------ Extract

Titus' final assignment was as Inspector General for North American Air Defense Command from February 1977 until his retirement from the Air Force on August 1, 1977.

==Later life==
Titus married Marjorie Winkler, on December 19, 1953. She died on July 11, 2006. They had four children and eight grandchildren.

After his retirement from Air Force, Titus moved to Colorado Springs, Colorado, where he resided. In 2007, Titus appeared on an episode of the History Channel series Dogfights. In the episode titled 'Gun Kills of Vietnam' features May 22, 1967 mission, where he shot down two MiG-21s. The episode also featured an appearance by Col. Milan Zimmer (USAF, ret.), who served as Titus' Weapons Systems Officer (WSO) during the mission. The episode was the fifth episode of the second season of the series, which recreated historical air combat campaigns using modern computer graphics.

During the Commemorative Flight of The Last USAF Mustang on April 18, 2015, Titus flew in the rear seat of Darryl Bond's P-51D Mustang “Lady Jo” at Petaluma Municipal Airport.

Titus died in Colorado Springs, Colorado on September 8, 2024, at the age of 97. He was buried with full military honors at the United States Air Force Academy Cemetery.

==Awards and decorations==

During his lengthy career, Titus earned many decorations, including:

U.S. Air Force Command Pilot Badge
U.S. Air Force Parachutist Badge
| Air Force Cross | Silver Star | Legion of Merit |
| Distinguished Flying Cross w/ Valor device and 3 bronze oak leaf clusters | Bronze Star | Meritorious Service Medal w/ 1 bronze oak leaf cluster |
| Air Medal w/ 4 silver oak leaf clusters | Air Medal w/ 1 bronze oak leaf cluster (second ribbon required for accoutrement spacing) | Air Force Commendation Medal |
| Air Force Presidential Unit Citation w/ 1 bronze oak leaf cluster | Air Force Outstanding Unit Award with Valor device and 1 bronze oak leaf cluster | Army Good Conduct Medal |
| American Campaign Medal | World War II Victory Medal | Army of Occupation Medal w/ 'Germany' clasp |
| National Defense Service Medal w/ 1 bronze service star | Korean Service Medal w/ 3 bronze campaign stars | Armed Forces Expeditionary Medal |
| Vietnam Service Medal w/ 4 bronze campaign stars | Air Force Longevity Service Award w/ 1 silver oak leaf cluster | Small Arms Expert Marksmanship Ribbon |
| Vietnam Armed Forces Honor Medal (1st Class) | Republic of Korea Presidential Unit Citation | Republic of Vietnam Gallantry Cross |
| United Nations Service Medal for Korea | Vietnam Campaign Medal | Korean War Service Medal |

===Air Force Cross citation===

Titus, Robert F.

------------
------ Given records

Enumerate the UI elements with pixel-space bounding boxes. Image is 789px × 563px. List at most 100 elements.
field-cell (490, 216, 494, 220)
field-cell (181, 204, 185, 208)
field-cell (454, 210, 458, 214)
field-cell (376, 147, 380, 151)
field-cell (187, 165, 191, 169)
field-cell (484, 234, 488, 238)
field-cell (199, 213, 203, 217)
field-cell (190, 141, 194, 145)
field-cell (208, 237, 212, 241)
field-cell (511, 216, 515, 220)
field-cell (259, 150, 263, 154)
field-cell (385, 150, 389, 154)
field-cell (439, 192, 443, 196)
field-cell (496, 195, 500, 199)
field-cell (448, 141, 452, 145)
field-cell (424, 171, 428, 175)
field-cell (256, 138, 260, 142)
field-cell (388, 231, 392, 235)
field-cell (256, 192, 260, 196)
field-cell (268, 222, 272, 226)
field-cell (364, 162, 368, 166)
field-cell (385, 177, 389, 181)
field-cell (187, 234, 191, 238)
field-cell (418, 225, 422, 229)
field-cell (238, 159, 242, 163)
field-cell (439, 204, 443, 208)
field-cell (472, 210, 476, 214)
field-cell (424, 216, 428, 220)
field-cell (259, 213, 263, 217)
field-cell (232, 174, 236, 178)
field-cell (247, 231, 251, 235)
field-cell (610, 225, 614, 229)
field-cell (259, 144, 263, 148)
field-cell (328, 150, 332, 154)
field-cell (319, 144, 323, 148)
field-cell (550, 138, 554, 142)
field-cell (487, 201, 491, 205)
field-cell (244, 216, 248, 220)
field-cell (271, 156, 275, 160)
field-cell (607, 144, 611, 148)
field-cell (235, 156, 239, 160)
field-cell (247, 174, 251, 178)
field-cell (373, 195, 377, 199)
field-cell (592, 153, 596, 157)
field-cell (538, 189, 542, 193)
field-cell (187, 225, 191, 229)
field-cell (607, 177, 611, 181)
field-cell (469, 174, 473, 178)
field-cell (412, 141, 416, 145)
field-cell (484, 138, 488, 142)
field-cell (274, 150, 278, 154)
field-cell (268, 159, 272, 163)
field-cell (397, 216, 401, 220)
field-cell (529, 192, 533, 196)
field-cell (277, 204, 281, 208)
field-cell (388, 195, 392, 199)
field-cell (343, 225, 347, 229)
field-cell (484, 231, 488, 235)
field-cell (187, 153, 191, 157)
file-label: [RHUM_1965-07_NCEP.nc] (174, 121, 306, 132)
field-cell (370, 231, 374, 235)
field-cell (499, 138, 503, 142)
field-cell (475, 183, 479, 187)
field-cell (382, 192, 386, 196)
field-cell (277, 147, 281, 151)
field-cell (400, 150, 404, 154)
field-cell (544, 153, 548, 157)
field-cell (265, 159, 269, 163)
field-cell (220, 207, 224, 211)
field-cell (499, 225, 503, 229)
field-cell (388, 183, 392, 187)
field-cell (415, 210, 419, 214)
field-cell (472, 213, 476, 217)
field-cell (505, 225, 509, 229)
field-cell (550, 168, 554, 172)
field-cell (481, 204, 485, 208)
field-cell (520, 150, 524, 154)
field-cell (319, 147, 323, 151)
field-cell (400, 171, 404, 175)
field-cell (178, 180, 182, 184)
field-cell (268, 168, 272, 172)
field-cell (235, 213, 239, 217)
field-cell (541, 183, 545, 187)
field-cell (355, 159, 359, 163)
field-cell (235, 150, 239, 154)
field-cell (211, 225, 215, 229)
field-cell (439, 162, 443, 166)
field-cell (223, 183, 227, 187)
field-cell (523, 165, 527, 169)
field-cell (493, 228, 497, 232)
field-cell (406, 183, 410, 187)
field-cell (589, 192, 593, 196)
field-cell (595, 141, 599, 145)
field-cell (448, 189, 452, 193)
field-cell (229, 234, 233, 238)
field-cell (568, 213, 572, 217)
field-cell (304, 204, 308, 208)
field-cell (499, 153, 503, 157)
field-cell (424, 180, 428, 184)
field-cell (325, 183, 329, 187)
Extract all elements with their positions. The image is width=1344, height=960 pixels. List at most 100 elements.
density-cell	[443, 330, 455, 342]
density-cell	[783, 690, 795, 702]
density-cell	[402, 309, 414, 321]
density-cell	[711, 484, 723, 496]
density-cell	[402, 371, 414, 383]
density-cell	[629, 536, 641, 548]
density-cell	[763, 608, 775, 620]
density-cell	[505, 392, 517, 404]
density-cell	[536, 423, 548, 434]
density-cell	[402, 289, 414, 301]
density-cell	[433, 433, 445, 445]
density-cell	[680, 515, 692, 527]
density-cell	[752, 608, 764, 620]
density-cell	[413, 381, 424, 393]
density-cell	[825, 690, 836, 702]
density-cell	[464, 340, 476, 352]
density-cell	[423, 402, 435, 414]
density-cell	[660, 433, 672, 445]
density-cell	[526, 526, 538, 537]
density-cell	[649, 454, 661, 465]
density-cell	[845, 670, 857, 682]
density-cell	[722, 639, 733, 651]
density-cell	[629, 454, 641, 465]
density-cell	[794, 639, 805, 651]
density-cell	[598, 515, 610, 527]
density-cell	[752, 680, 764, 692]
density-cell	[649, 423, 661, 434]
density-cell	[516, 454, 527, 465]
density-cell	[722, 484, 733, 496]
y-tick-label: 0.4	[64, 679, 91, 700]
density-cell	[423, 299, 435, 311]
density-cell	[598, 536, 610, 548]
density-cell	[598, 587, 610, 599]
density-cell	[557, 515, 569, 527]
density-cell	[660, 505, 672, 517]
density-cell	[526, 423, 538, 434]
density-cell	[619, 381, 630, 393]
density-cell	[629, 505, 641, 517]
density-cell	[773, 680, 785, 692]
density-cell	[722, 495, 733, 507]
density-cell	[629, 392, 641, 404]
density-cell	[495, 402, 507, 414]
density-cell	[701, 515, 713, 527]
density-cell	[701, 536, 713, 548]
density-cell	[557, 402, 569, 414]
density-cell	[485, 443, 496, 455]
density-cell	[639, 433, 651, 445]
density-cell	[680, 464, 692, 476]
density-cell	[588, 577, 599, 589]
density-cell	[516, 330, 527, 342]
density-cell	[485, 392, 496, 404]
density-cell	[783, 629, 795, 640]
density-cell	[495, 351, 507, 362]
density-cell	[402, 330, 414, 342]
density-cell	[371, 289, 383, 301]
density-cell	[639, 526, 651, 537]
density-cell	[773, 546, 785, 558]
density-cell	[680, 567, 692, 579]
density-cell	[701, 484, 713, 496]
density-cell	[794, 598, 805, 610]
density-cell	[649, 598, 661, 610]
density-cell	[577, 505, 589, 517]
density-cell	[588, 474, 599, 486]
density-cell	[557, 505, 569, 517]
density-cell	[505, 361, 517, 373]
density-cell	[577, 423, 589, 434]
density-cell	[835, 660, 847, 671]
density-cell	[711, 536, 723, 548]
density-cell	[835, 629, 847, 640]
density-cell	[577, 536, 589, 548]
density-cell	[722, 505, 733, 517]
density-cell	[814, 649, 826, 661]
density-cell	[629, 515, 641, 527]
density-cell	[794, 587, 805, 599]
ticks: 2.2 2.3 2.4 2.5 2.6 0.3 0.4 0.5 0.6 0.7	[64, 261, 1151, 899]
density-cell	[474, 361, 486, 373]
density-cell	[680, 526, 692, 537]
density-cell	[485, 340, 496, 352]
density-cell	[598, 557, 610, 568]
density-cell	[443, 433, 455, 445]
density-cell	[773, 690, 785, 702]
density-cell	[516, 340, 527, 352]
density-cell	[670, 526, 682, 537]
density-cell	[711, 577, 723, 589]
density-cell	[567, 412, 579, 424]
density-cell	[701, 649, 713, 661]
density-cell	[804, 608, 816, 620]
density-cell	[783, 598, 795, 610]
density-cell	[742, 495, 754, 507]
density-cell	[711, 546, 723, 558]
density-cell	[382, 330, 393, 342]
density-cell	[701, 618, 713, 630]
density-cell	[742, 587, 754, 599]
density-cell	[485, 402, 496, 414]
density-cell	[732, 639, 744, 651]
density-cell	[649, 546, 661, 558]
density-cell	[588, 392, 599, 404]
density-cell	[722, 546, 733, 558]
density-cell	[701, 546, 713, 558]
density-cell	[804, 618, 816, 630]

------------

§ **What you need to do**
- 1) List every full date, with day, month and year, that appears in the Titus biography.
- 2) Update the Titus biography by writing out everything from "Titus' final assignment" down to "August 1, 1977.", with "Inspector General" swapped for "Chief of Staff".
Work only from the Titus biography, not the records.

§ **Exercise answers**
- 1) August 1, 1977; December 19, 1953; July 11, 2006; May 22, 1967; April 18, 2015; September 8, 2024

- 2)
Titus' final assignment was as Chief of Staff for North American Air Defense Command from February 1977 until his retirement from the Air Force on August 1, 1977.